» WHAT IS ASKED:
In the listing that follows, count each line containing the string "montium" and report only the count.

» TASK INPUTS:
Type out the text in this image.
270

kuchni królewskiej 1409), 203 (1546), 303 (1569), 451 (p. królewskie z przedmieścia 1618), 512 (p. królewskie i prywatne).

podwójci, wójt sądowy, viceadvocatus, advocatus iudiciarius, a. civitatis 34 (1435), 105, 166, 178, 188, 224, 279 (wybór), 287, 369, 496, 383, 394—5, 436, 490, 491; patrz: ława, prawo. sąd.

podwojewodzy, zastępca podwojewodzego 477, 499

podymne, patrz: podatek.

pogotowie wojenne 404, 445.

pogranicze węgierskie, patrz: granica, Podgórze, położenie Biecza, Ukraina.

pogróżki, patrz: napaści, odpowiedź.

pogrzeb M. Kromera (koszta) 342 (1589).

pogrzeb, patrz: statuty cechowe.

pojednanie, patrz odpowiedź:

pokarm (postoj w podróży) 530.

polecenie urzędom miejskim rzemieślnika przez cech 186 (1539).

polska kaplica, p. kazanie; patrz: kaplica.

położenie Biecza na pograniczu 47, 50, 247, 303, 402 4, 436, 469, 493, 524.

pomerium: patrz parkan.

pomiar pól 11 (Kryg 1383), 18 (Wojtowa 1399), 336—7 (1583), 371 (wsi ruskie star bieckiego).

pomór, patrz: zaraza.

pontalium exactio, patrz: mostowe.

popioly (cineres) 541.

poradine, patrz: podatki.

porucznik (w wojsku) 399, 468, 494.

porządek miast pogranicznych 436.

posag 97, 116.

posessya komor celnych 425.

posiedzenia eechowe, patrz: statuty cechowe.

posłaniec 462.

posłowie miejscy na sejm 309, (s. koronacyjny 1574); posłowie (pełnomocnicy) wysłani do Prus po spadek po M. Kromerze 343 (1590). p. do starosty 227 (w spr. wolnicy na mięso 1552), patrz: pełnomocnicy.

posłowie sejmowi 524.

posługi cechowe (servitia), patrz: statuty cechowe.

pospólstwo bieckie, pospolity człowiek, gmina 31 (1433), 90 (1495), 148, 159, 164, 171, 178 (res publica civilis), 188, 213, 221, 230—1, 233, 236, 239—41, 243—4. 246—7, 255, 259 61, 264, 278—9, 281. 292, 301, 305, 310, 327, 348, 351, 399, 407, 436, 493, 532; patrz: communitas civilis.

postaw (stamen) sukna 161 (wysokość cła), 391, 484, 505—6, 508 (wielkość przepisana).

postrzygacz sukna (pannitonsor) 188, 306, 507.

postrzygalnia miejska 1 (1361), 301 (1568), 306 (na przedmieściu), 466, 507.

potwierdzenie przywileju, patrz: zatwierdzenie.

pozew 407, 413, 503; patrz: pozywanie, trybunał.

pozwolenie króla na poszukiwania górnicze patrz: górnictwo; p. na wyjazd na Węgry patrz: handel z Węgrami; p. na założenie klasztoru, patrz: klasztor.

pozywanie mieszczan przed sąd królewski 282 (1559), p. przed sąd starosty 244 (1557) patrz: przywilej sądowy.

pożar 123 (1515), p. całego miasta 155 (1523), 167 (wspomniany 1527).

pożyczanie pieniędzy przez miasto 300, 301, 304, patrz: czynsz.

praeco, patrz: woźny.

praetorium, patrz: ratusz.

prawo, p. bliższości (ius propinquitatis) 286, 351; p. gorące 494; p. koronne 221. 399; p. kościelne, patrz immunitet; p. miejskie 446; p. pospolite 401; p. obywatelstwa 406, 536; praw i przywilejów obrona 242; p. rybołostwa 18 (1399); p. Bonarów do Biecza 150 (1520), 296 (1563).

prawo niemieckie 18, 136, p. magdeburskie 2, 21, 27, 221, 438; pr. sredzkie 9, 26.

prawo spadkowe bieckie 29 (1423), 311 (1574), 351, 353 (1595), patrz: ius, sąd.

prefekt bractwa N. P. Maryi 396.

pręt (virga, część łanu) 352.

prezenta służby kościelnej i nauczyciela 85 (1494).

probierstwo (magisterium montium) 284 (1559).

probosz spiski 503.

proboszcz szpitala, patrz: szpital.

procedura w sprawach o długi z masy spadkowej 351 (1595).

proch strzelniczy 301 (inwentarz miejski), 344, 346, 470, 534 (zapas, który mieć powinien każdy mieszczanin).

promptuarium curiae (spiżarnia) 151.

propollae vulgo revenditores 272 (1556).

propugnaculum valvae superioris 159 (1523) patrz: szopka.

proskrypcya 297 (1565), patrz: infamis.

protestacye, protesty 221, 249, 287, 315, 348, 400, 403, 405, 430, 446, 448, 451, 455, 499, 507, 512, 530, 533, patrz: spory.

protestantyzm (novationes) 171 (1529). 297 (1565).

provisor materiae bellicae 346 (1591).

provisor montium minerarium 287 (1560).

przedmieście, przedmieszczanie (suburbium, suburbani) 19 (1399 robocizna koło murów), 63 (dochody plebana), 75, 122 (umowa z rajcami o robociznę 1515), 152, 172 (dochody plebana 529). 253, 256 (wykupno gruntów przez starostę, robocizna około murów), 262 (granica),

» FULL OUTPUT:
2